Reproduce all the lines exactly as they stand, apart from the pictures.

>>>>

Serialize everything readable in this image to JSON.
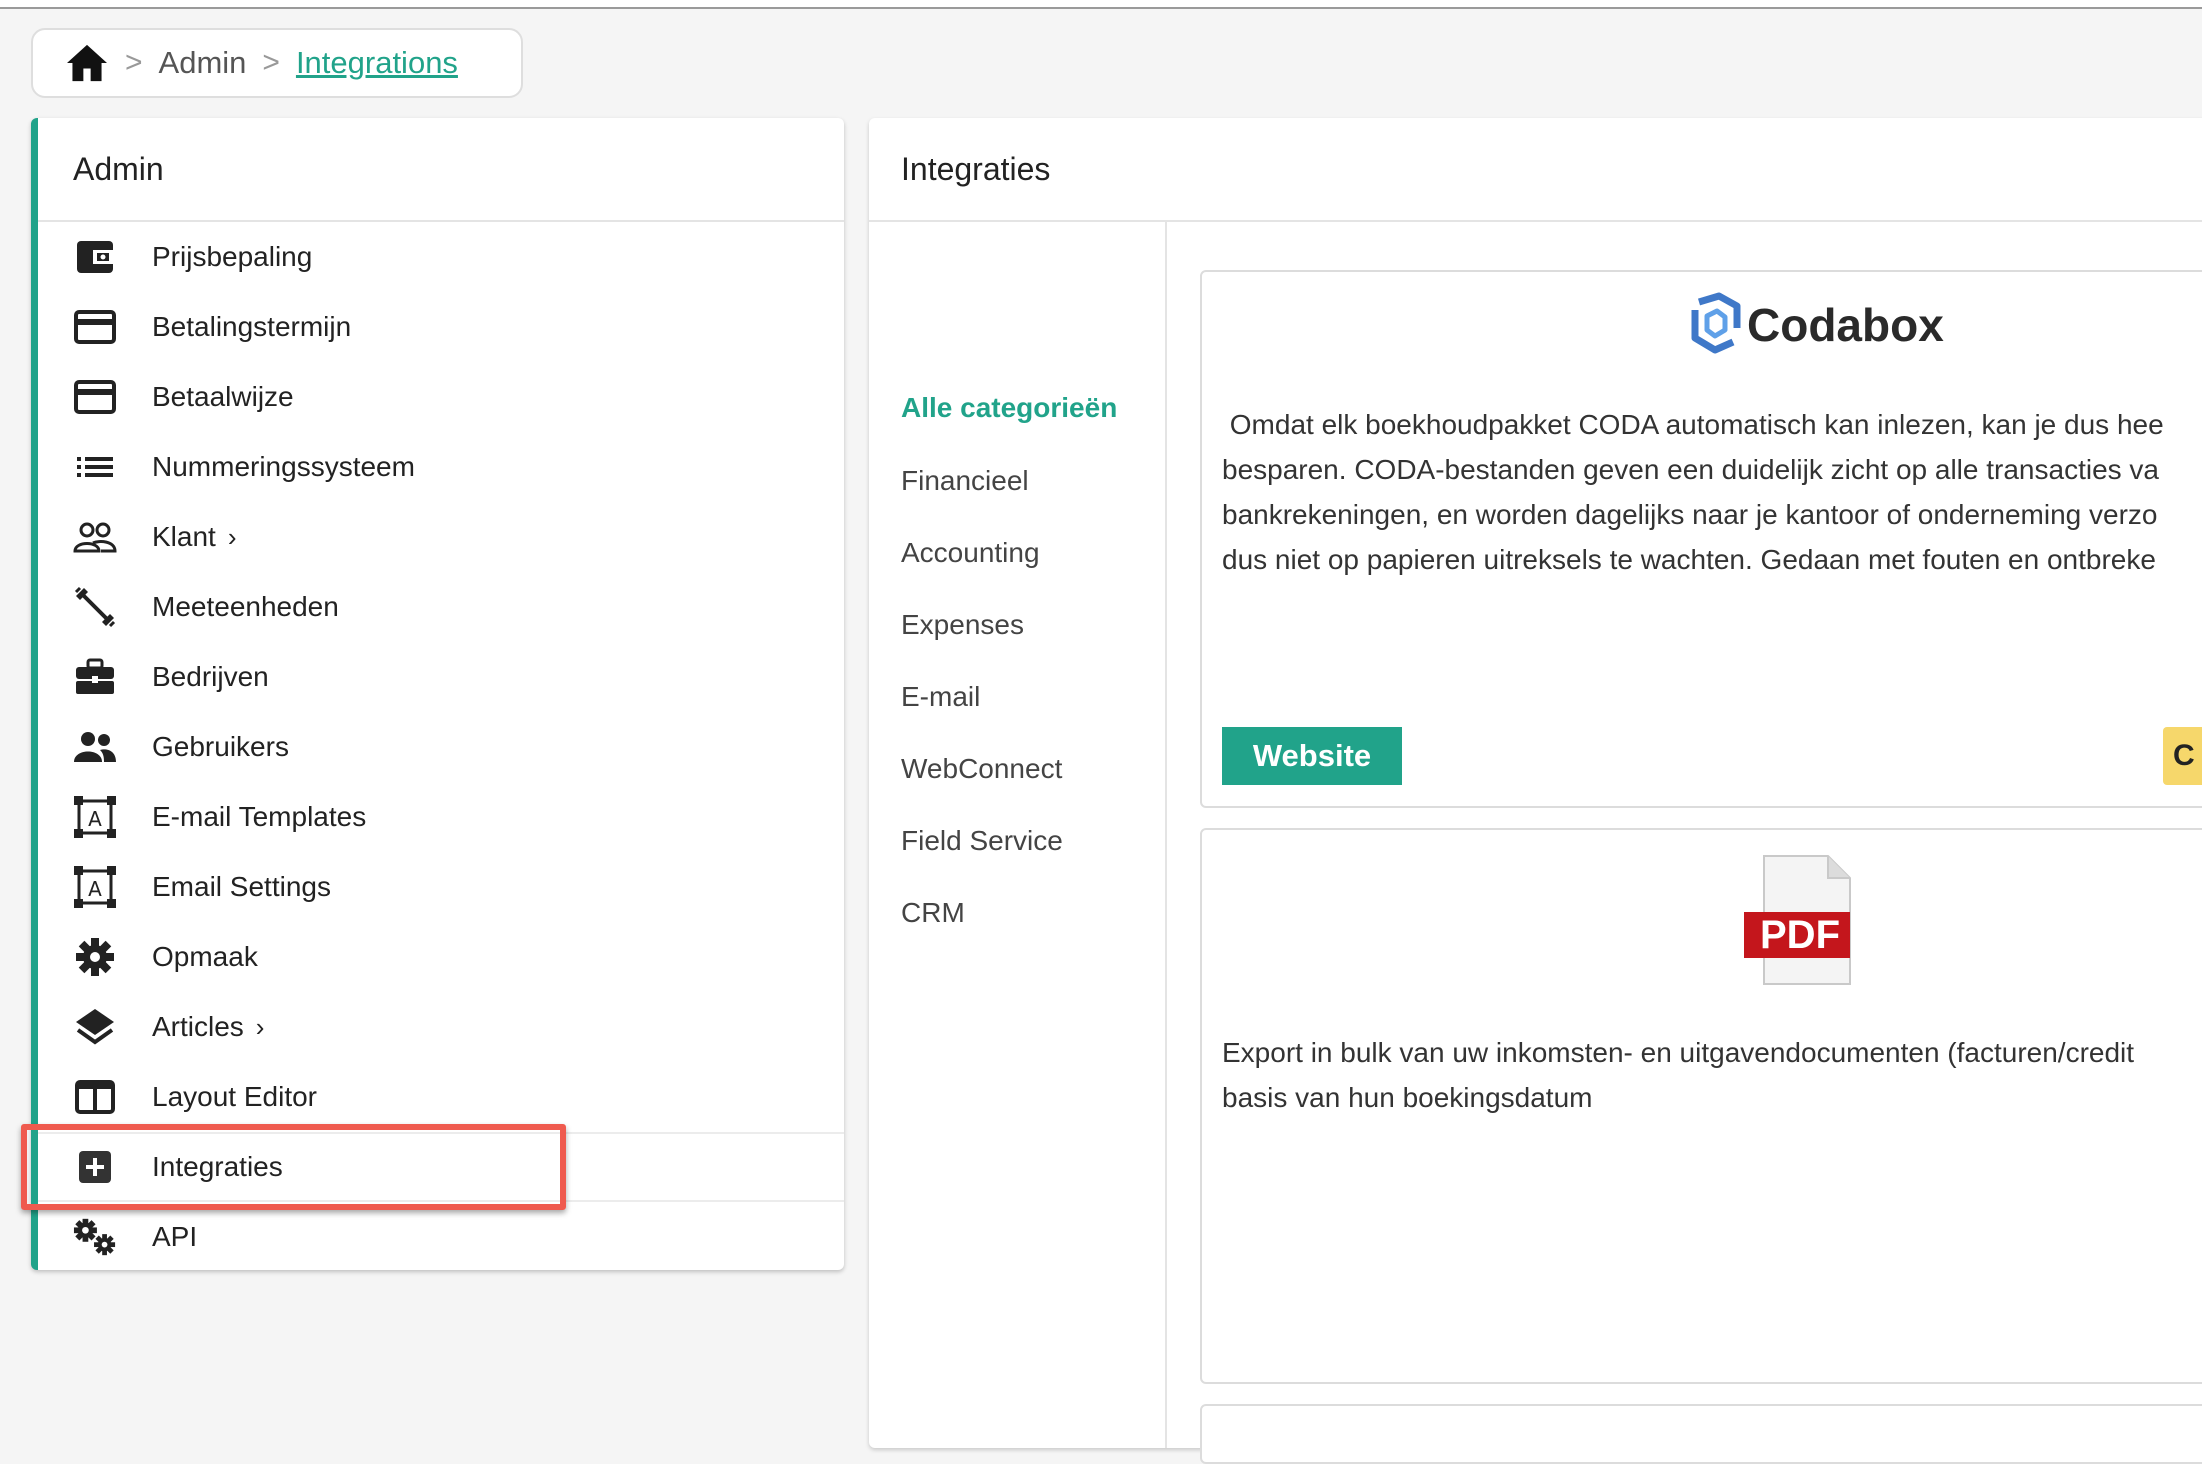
{
  "breadcrumb": {
    "items": [
      "Admin",
      "Integrations"
    ],
    "separator": ">"
  },
  "sidebar": {
    "title": "Admin",
    "items": [
      {
        "label": "Prijsbepaling",
        "icon": "wallet-icon"
      },
      {
        "label": "Betalingstermijn",
        "icon": "credit-card-icon"
      },
      {
        "label": "Betaalwijze",
        "icon": "credit-card-icon"
      },
      {
        "label": "Nummeringssysteem",
        "icon": "list-icon"
      },
      {
        "label": "Klant",
        "icon": "people-outline-icon",
        "has_submenu": true
      },
      {
        "label": "Meeteenheden",
        "icon": "dumbbell-icon"
      },
      {
        "label": "Bedrijven",
        "icon": "briefcase-icon"
      },
      {
        "label": "Gebruikers",
        "icon": "people-icon"
      },
      {
        "label": "E-mail Templates",
        "icon": "text-frame-icon"
      },
      {
        "label": "Email Settings",
        "icon": "text-frame-icon"
      },
      {
        "label": "Opmaak",
        "icon": "gear-icon"
      },
      {
        "label": "Articles",
        "icon": "layers-icon",
        "has_submenu": true
      },
      {
        "label": "Layout Editor",
        "icon": "layout-icon"
      },
      {
        "label": "Integraties",
        "icon": "plus-box-icon",
        "active": true
      },
      {
        "label": "API",
        "icon": "gears-icon"
      }
    ]
  },
  "main": {
    "title": "Integraties",
    "categories": [
      {
        "label": "Alle categorieën",
        "active": true
      },
      {
        "label": "Financieel"
      },
      {
        "label": "Accounting"
      },
      {
        "label": "Expenses"
      },
      {
        "label": "E-mail"
      },
      {
        "label": "WebConnect"
      },
      {
        "label": "Field Service"
      },
      {
        "label": "CRM"
      }
    ],
    "cards": [
      {
        "logo_text": "Codabox",
        "description_lines": [
          " Omdat elk boekhoudpakket CODA automatisch kan inlezen, kan je dus hee",
          "besparen. CODA-bestanden geven een duidelijk zicht op alle transacties va",
          "bankrekeningen, en worden dagelijks naar je kantoor of onderneming verzo",
          "dus niet op papieren uitreksels te wachten. Gedaan met fouten en ontbreke"
        ],
        "website_label": "Website",
        "second_button_label": "C"
      },
      {
        "logo_text": "PDF",
        "description_lines": [
          "Export in bulk van uw inkomsten- en uitgavendocumenten (facturen/credit",
          "basis van hun boekingsdatum"
        ]
      }
    ]
  },
  "colors": {
    "accent": "#21a38a",
    "highlight": "#ef5a4e",
    "codabox_blue": "#3f78c8",
    "pdf_red": "#c4161c",
    "button_yellow": "#f6d76b"
  }
}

<<<<

> Response for this exercise
Serialize everything readable in this image to JSON.
{
  "breadcrumb": {
    "items": [
      "Admin",
      "Integrations"
    ],
    "separator": ">"
  },
  "sidebar": {
    "title": "Admin",
    "items": [
      {
        "label": "Prijsbepaling",
        "icon": "wallet-icon"
      },
      {
        "label": "Betalingstermijn",
        "icon": "credit-card-icon"
      },
      {
        "label": "Betaalwijze",
        "icon": "credit-card-icon"
      },
      {
        "label": "Nummeringssysteem",
        "icon": "list-icon"
      },
      {
        "label": "Klant",
        "icon": "people-outline-icon",
        "has_submenu": true
      },
      {
        "label": "Meeteenheden",
        "icon": "dumbbell-icon"
      },
      {
        "label": "Bedrijven",
        "icon": "briefcase-icon"
      },
      {
        "label": "Gebruikers",
        "icon": "people-icon"
      },
      {
        "label": "E-mail Templates",
        "icon": "text-frame-icon"
      },
      {
        "label": "Email Settings",
        "icon": "text-frame-icon"
      },
      {
        "label": "Opmaak",
        "icon": "gear-icon"
      },
      {
        "label": "Articles",
        "icon": "layers-icon",
        "has_submenu": true
      },
      {
        "label": "Layout Editor",
        "icon": "layout-icon"
      },
      {
        "label": "Integraties",
        "icon": "plus-box-icon",
        "active": true
      },
      {
        "label": "API",
        "icon": "gears-icon"
      }
    ]
  },
  "main": {
    "title": "Integraties",
    "categories": [
      {
        "label": "Alle categorieën",
        "active": true
      },
      {
        "label": "Financieel"
      },
      {
        "label": "Accounting"
      },
      {
        "label": "Expenses"
      },
      {
        "label": "E-mail"
      },
      {
        "label": "WebConnect"
      },
      {
        "label": "Field Service"
      },
      {
        "label": "CRM"
      }
    ],
    "cards": [
      {
        "logo_text": "Codabox",
        "description_lines": [
          " Omdat elk boekhoudpakket CODA automatisch kan inlezen, kan je dus hee",
          "besparen. CODA-bestanden geven een duidelijk zicht op alle transacties va",
          "bankrekeningen, en worden dagelijks naar je kantoor of onderneming verzo",
          "dus niet op papieren uitreksels te wachten. Gedaan met fouten en ontbreke"
        ],
        "website_label": "Website",
        "second_button_label": "C"
      },
      {
        "logo_text": "PDF",
        "description_lines": [
          "Export in bulk van uw inkomsten- en uitgavendocumenten (facturen/credit",
          "basis van hun boekingsdatum"
        ]
      }
    ]
  },
  "colors": {
    "accent": "#21a38a",
    "highlight": "#ef5a4e",
    "codabox_blue": "#3f78c8",
    "pdf_red": "#c4161c",
    "button_yellow": "#f6d76b"
  }
}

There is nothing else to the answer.